EXTRACT TO READ →
In the audit summary OSTIF wrote that "VeraCrypt is much safer after this audit, and the fixes applied to the software mean that the world is safer when using this software."
As a result of the audit, VeraCrypt dumped GOST 28147-89 symmetric block cipher, originally added in VeraCrypt 1.17, due to errors in how it was implemented. GOST 28147-89 encryption was a Soviet-developed alternative to DES designed to strengthen the algorithm. All compression libraries were considered outdated or poorly written, the audit found. The implementation "fell short," Zimmer said in the Reddit AMA.
In version 1.9, users can decrypt existing volumes that used the cipher but cannot create new instances.
Users who used the GOST cipher that was removed as part of the audit should re-encrypt old partitions using the latest version. Users should also re-encrypt on all full-disk encryption systems since a number of issues with the bootloader have been fixed. Anyone who used pre-1.18 versions should re-encrypt partitions because of the bug related to the discovery of hidden partitions.
VeraCrypt is a fork of TrueCrypt, which developers abruptly shut down in May 2014, hinting at unspecified security issues. There were concerns that the platform had a backdoor or some other flaw compromising the tool. The audit was necessary to assess the overall security of the platform.
OSTIF said TrueCrypt 7.1a should no longer be considered safe because it is no longer under active maintenance and it is affected by the bootloader issues uncovered in the audit. However, the audit report also suggested that the weaknesses in TrueCrypt 7.1a do not affect the security of containers and non-system drives.
It is easy to dismiss VeraCrypt as being unsafe because of the issues uncovered, but that ignores the entire value of having an audit. If the audit had uncovered issues and the team had refused to fix the issues, or were unresponsive to requests from the auditors, then that would give cause for concern. In this case, Quarkslab completed the audit in a month, and the maintainers fixed a significant number of the issues and documented in detail how to handle the other issues that hadn't been addressed. Yes, the auditors found some questionable decisions and mistakes that shouldn't have been made in the first place, but there were no problematic backdoors or any vulnerabilities that compromise the integrity of the full-disk encryption tool.
The nature of open source development means the source code is available for anyone to examine. But, as has been repeatedly shown over the last few years, very few developers are actively looking for security flaws. This is why, despite the "many eyeballs" approach, Heartbleed and Shellshock and other critical vulnerabilities lingered in OpenSSL for years before being discovered.

WHAT THIS EXERCISE ASKS →
A. According to the article on the VeraCrypt audit, why does OSTIF say TrueCrypt 7.1a should no longer be considered safe?
B. Please write out the stretch of the article on the VeraCrypt audit from "VeraCrypt is a" through "and non-system drives.".

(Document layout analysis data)
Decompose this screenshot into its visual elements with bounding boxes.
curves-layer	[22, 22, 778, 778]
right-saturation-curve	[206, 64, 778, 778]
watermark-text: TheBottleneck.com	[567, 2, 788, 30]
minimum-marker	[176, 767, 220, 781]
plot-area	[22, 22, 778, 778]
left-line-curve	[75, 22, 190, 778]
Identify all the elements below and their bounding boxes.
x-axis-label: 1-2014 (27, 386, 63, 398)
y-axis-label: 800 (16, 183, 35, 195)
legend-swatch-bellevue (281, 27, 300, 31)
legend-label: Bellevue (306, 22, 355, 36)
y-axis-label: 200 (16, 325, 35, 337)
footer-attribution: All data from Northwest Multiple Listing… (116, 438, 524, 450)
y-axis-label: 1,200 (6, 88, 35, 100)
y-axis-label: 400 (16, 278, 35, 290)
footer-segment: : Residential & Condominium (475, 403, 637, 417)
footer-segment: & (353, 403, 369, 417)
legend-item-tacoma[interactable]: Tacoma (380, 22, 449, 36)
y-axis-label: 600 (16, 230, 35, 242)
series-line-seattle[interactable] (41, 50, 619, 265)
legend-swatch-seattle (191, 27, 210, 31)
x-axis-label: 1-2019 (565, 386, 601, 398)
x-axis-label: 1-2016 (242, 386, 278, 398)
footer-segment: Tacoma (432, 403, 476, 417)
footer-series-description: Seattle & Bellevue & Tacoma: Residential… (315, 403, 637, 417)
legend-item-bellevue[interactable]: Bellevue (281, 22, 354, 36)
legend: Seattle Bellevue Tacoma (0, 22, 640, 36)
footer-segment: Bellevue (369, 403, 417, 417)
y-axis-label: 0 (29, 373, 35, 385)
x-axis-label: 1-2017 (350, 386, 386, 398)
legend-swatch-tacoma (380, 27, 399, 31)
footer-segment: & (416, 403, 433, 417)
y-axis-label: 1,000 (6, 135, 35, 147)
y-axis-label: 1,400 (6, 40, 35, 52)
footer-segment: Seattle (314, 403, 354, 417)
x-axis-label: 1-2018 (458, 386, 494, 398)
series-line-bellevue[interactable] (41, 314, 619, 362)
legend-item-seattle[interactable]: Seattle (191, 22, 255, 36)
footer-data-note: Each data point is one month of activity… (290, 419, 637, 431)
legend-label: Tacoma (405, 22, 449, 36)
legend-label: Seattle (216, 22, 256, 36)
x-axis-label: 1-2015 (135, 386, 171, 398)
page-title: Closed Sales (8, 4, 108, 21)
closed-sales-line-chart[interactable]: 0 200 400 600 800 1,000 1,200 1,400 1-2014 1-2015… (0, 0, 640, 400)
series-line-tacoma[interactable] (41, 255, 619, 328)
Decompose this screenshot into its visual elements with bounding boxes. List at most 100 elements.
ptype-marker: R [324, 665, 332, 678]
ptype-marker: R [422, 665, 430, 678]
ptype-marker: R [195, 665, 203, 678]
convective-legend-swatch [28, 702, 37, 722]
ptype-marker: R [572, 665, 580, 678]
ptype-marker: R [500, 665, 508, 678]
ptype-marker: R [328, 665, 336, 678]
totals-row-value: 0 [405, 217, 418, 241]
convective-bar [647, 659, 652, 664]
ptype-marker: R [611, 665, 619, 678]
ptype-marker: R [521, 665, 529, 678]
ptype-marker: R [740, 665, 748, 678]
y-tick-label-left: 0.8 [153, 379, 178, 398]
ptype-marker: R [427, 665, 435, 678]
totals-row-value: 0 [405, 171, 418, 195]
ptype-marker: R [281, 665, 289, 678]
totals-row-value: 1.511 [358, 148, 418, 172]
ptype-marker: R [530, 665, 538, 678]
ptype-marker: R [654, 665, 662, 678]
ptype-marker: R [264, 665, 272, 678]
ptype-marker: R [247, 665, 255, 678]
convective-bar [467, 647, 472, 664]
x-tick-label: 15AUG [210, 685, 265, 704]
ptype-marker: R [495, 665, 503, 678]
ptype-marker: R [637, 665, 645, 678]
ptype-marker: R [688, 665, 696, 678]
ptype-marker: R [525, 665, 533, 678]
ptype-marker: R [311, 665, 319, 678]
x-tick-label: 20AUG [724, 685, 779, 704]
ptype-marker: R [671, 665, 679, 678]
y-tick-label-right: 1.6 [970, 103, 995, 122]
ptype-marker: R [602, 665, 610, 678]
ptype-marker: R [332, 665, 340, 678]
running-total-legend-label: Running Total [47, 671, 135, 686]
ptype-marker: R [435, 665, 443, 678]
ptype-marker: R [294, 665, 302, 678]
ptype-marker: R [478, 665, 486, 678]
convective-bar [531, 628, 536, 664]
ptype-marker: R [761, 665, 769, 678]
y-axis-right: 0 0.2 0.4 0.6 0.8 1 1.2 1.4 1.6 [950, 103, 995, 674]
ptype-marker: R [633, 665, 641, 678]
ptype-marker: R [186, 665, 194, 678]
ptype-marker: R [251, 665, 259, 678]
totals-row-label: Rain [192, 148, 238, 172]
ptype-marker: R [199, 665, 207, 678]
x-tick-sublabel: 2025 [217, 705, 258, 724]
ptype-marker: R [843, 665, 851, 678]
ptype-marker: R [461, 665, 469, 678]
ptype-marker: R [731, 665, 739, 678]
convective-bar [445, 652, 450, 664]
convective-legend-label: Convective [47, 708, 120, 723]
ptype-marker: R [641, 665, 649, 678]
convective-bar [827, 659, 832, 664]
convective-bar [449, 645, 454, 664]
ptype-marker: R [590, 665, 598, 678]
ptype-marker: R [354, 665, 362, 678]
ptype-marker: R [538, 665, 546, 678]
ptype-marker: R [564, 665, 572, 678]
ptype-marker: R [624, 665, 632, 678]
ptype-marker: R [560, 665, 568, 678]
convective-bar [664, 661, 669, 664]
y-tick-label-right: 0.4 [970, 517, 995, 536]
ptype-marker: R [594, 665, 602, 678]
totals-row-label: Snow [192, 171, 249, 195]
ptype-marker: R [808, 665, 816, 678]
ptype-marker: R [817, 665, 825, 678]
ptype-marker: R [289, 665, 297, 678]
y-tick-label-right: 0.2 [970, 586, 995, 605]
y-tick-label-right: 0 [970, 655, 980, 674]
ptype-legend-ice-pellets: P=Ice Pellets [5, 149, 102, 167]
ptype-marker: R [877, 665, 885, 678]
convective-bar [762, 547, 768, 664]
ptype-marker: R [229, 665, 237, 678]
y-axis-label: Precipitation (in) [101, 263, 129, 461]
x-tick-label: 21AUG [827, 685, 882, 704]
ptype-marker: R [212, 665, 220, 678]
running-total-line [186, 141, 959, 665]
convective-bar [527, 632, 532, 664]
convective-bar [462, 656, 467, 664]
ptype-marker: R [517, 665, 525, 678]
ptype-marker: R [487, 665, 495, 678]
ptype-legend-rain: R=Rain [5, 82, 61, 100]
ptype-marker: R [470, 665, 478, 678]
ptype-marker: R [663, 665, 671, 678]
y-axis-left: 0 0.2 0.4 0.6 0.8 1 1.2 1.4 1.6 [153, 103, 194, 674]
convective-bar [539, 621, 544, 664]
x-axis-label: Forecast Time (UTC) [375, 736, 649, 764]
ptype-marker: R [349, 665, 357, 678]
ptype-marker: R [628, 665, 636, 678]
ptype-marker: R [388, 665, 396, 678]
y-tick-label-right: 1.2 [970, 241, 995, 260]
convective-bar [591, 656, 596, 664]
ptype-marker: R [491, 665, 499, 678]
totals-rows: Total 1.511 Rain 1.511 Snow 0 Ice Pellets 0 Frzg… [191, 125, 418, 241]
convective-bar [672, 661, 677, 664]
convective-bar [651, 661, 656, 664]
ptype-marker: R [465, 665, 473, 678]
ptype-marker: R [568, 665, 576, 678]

ANSWERS IN ORDER →
A. OSTIF says TrueCrypt 7.1a is no longer under active maintenance. It is also affected by the bootloader issues the audit uncovered.

B.
VeraCrypt is a fork of TrueCrypt, which developers abruptly shut down in May 2014, hinting at unspecified security issues. There were concerns that the platform had a backdoor or some other flaw compromising the tool. The audit was necessary to assess the overall security of the platform.
OSTIF said TrueCrypt 7.1a should no longer be considered safe because it is no longer under active maintenance and it is affected by the bootloader issues uncovered in the audit. However, the audit report also suggested that the weaknesses in TrueCrypt 7.1a do not affect the security of containers and non-system drives.